[WHAT THE TASK ASKS] Copy out the stretch of entries from the very start through the line containing "comment-b-label-3: B bbox=[419, 380, 428, 391]", keeping every line the same.

* Start RECORDS PROVIDED *

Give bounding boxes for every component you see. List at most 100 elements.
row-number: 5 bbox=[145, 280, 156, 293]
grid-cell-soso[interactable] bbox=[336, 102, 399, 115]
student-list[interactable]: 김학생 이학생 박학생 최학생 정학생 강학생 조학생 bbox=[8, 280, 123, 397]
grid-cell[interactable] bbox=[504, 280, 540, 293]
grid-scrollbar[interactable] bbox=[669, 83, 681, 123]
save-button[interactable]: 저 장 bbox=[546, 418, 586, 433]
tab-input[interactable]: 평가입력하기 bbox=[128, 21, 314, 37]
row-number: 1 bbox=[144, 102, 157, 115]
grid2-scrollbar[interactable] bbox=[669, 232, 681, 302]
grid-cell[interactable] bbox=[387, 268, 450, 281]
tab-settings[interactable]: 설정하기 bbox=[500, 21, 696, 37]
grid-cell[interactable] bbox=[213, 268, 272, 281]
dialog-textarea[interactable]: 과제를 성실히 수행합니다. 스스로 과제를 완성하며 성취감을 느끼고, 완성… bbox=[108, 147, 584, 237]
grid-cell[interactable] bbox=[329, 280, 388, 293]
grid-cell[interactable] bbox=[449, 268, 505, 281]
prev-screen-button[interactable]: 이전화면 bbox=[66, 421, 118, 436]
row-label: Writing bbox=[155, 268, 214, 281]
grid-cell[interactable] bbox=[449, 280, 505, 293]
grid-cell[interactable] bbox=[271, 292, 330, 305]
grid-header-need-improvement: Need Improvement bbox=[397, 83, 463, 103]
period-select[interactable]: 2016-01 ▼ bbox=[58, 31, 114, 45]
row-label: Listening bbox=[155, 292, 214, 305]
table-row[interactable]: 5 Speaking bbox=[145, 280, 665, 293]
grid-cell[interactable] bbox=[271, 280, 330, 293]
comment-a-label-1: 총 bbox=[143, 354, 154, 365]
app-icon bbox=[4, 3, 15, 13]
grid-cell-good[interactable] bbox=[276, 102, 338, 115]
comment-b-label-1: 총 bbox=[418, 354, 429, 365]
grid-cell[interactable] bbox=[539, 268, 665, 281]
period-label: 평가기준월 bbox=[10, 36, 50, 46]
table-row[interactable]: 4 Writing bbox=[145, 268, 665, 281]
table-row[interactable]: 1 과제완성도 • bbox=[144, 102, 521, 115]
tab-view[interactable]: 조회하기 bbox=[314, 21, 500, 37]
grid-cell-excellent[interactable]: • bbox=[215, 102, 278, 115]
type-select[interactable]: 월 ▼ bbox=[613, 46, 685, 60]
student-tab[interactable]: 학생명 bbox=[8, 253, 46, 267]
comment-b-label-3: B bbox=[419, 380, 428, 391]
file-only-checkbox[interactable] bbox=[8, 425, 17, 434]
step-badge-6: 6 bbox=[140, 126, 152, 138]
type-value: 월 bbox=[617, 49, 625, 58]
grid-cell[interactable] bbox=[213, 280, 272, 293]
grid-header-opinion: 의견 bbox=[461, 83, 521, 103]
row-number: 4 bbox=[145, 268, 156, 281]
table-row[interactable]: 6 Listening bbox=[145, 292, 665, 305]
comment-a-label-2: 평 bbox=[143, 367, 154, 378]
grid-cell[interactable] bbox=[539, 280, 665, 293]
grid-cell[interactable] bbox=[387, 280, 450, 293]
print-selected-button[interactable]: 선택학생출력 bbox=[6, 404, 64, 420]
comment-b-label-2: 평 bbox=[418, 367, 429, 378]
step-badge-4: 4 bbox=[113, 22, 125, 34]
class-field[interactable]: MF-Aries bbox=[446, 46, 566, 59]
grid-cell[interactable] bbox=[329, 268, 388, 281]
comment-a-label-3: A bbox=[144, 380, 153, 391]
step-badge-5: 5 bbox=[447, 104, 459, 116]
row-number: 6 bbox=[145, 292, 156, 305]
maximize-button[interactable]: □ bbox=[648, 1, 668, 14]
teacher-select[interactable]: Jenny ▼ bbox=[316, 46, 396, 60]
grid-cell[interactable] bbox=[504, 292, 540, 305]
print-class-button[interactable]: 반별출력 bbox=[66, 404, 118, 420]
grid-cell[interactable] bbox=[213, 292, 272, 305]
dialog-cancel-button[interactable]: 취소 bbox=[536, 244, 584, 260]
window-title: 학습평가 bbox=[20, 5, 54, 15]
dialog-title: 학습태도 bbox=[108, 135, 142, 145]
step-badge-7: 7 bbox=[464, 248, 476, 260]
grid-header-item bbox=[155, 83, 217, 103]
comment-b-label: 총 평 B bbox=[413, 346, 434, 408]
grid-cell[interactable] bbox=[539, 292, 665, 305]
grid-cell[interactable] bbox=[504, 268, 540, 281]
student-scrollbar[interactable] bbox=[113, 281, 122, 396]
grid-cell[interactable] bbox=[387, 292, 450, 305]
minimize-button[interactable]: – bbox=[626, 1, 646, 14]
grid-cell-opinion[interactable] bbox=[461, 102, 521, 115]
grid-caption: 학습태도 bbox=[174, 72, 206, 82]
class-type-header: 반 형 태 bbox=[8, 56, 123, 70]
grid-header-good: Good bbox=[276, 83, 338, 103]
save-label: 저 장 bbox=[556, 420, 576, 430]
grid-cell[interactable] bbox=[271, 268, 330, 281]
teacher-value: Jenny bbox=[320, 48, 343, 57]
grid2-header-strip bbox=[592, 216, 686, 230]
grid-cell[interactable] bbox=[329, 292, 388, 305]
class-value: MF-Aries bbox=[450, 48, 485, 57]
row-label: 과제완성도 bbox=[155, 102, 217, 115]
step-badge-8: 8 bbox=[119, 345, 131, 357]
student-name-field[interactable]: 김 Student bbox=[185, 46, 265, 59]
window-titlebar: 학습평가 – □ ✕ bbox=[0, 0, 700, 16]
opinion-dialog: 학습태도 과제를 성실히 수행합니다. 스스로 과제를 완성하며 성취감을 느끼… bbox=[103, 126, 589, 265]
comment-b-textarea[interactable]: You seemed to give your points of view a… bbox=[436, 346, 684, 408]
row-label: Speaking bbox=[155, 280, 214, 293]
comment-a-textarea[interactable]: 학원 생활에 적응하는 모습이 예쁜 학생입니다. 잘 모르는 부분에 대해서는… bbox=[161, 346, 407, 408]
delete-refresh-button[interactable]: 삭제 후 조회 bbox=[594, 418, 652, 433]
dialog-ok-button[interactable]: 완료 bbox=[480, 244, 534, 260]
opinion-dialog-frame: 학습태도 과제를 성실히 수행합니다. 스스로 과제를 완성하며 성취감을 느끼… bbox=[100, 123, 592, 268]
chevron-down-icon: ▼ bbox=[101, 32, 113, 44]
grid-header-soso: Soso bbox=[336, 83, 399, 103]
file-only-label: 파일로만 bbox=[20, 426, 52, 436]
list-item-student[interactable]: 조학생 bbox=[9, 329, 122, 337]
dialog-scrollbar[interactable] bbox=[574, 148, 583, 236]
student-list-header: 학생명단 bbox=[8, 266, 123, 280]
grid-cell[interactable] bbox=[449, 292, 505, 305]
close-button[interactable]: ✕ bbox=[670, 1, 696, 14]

* End RECORDS PROVIDED *

[RESULT]
Give bounding boxes for every component you see. List at most 100 elements.
row-number: 5 bbox=[145, 280, 156, 293]
grid-cell-soso[interactable] bbox=[336, 102, 399, 115]
student-list[interactable]: 김학생 이학생 박학생 최학생 정학생 강학생 조학생 bbox=[8, 280, 123, 397]
grid-cell[interactable] bbox=[504, 280, 540, 293]
grid-scrollbar[interactable] bbox=[669, 83, 681, 123]
save-button[interactable]: 저 장 bbox=[546, 418, 586, 433]
tab-input[interactable]: 평가입력하기 bbox=[128, 21, 314, 37]
row-number: 1 bbox=[144, 102, 157, 115]
grid2-scrollbar[interactable] bbox=[669, 232, 681, 302]
grid-cell[interactable] bbox=[387, 268, 450, 281]
tab-settings[interactable]: 설정하기 bbox=[500, 21, 696, 37]
grid-cell[interactable] bbox=[213, 268, 272, 281]
dialog-textarea[interactable]: 과제를 성실히 수행합니다. 스스로 과제를 완성하며 성취감을 느끼고, 완성… bbox=[108, 147, 584, 237]
grid-cell[interactable] bbox=[329, 280, 388, 293]
grid-cell[interactable] bbox=[449, 268, 505, 281]
prev-screen-button[interactable]: 이전화면 bbox=[66, 421, 118, 436]
row-label: Writing bbox=[155, 268, 214, 281]
grid-cell[interactable] bbox=[449, 280, 505, 293]
grid-cell[interactable] bbox=[271, 292, 330, 305]
grid-header-need-improvement: Need Improvement bbox=[397, 83, 463, 103]
period-select[interactable]: 2016-01 ▼ bbox=[58, 31, 114, 45]
row-label: Listening bbox=[155, 292, 214, 305]
table-row[interactable]: 5 Speaking bbox=[145, 280, 665, 293]
grid-cell[interactable] bbox=[271, 280, 330, 293]
comment-a-label-1: 총 bbox=[143, 354, 154, 365]
app-icon bbox=[4, 3, 15, 13]
grid-cell-good[interactable] bbox=[276, 102, 338, 115]
comment-b-label-1: 총 bbox=[418, 354, 429, 365]
grid-cell[interactable] bbox=[539, 268, 665, 281]
period-label: 평가기준월 bbox=[10, 36, 50, 46]
table-row[interactable]: 4 Writing bbox=[145, 268, 665, 281]
table-row[interactable]: 1 과제완성도 • bbox=[144, 102, 521, 115]
tab-view[interactable]: 조회하기 bbox=[314, 21, 500, 37]
grid-cell-excellent[interactable]: • bbox=[215, 102, 278, 115]
type-select[interactable]: 월 ▼ bbox=[613, 46, 685, 60]
student-tab[interactable]: 학생명 bbox=[8, 253, 46, 267]
comment-b-label-3: B bbox=[419, 380, 428, 391]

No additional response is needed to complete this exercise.